Copy out all lines that hold "JSON".

(Items from a figure collection)
....................
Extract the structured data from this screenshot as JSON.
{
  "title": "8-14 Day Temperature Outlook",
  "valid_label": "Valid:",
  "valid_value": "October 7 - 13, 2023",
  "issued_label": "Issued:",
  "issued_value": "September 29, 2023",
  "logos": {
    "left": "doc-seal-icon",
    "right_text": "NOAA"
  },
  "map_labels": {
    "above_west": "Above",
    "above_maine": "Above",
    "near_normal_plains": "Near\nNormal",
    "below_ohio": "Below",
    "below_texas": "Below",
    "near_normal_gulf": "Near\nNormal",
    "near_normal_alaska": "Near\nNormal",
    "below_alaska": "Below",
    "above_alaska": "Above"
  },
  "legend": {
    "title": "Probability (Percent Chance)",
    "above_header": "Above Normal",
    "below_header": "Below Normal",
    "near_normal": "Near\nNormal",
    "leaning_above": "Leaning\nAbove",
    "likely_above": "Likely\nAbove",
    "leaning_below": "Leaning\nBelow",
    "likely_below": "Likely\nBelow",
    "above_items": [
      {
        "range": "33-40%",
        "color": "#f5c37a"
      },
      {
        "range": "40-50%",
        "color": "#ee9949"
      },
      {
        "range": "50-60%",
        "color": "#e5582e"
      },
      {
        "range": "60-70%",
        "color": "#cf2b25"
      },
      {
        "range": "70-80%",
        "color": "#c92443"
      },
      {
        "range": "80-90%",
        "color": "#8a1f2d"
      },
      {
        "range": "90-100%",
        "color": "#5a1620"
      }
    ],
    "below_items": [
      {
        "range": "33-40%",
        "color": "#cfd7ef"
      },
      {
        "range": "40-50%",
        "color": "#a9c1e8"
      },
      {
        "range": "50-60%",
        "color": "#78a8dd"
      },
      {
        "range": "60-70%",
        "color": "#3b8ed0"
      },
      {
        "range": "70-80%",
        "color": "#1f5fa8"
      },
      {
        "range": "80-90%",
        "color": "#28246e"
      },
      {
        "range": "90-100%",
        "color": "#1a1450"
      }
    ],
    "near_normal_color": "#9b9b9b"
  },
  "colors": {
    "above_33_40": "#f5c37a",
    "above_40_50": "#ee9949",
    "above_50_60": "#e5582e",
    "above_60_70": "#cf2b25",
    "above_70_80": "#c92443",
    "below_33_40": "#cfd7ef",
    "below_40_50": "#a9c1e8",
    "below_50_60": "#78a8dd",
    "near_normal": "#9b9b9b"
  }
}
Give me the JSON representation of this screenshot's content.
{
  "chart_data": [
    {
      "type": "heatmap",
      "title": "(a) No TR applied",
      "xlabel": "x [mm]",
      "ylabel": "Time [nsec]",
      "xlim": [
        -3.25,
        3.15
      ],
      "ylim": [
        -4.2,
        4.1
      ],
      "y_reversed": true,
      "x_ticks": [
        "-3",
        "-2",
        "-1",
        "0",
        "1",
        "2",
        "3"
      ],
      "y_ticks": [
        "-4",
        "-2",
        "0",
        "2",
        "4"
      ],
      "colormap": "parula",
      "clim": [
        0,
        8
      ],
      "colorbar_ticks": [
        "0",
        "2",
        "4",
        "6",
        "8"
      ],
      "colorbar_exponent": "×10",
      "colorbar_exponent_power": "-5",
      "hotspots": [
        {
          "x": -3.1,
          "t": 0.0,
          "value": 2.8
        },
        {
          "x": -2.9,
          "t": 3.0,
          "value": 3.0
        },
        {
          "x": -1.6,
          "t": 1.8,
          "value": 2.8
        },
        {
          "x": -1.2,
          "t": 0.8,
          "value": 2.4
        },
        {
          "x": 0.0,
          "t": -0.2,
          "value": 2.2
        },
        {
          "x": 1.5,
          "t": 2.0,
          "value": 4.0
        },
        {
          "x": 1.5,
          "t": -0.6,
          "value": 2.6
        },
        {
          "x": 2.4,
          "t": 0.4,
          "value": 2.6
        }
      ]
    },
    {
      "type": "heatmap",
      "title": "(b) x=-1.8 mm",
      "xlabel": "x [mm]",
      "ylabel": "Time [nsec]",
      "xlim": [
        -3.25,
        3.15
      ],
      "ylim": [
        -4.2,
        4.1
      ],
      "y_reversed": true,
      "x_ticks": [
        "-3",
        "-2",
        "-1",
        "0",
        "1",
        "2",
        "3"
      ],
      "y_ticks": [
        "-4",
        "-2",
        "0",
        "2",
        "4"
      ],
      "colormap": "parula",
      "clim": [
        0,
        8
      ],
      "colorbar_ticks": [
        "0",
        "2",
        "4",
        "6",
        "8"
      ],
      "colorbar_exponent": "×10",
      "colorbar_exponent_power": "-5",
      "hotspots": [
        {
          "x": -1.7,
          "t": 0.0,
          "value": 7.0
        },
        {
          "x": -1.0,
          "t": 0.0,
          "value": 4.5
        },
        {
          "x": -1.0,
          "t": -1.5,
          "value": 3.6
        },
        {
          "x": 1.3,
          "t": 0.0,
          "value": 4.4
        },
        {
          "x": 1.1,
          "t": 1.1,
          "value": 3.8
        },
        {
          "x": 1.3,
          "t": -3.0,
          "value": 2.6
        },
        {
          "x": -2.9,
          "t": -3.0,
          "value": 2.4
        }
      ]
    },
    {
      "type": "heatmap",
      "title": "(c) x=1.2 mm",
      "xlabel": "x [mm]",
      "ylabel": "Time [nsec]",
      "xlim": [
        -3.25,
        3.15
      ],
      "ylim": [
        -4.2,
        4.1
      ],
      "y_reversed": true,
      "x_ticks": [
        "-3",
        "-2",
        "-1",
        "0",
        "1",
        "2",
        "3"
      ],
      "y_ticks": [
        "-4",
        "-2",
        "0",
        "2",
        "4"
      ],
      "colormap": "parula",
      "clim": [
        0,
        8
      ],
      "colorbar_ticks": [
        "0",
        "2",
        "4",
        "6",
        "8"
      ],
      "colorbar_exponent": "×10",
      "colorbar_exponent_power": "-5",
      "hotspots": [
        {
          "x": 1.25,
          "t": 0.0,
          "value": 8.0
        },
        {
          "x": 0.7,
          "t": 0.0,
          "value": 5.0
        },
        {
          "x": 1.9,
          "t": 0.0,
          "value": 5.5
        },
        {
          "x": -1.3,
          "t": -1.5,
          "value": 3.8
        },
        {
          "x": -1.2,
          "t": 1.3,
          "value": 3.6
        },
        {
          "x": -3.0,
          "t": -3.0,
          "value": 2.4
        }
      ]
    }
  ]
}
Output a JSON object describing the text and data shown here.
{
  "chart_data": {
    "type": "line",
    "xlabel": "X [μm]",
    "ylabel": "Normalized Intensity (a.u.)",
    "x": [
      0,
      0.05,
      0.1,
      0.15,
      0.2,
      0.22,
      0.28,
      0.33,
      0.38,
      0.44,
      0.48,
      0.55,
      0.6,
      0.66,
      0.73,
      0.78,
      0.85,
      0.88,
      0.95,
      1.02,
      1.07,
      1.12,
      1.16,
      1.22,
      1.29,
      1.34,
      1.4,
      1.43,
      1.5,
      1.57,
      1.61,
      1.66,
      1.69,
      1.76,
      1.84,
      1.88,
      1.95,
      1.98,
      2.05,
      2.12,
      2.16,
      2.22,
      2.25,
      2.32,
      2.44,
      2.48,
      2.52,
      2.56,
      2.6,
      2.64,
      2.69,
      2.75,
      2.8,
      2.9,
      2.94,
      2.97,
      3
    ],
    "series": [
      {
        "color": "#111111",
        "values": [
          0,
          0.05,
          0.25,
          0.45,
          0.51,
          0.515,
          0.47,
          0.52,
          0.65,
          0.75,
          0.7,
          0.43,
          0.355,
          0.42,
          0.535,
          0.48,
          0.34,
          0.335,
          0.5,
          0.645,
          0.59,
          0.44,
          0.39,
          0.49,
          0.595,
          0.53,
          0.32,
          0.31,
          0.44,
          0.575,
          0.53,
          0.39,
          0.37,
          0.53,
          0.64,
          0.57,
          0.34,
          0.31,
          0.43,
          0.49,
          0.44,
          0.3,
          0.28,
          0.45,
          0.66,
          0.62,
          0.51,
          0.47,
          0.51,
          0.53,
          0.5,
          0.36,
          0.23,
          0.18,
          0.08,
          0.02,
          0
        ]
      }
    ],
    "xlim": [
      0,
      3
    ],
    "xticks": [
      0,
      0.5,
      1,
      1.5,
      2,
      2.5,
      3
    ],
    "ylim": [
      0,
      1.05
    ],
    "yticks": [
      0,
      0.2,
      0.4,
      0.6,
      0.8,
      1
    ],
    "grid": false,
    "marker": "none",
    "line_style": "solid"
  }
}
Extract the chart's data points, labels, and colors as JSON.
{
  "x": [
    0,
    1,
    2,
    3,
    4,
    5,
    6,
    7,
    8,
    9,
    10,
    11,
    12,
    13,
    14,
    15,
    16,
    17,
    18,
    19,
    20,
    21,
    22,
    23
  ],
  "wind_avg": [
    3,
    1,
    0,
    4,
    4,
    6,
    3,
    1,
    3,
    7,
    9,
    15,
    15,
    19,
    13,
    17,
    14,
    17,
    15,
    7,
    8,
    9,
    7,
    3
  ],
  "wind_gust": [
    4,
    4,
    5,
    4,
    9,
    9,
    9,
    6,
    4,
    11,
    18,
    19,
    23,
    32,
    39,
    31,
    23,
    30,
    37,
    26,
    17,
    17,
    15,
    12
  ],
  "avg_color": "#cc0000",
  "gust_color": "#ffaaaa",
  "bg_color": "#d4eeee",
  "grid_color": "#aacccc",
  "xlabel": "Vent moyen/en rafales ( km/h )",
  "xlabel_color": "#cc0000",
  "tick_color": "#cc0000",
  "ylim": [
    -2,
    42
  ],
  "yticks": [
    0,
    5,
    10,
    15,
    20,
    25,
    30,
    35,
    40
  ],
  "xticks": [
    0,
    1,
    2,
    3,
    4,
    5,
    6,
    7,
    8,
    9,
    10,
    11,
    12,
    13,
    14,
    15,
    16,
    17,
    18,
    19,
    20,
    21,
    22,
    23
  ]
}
....................
Exercise result -
Extract the structured data from this screenshot as JSON.
Give me the JSON representation of this screenshot's content.
Output a JSON object describing the text and data shown here.
Extract the chart's data points, labels, and colors as JSON.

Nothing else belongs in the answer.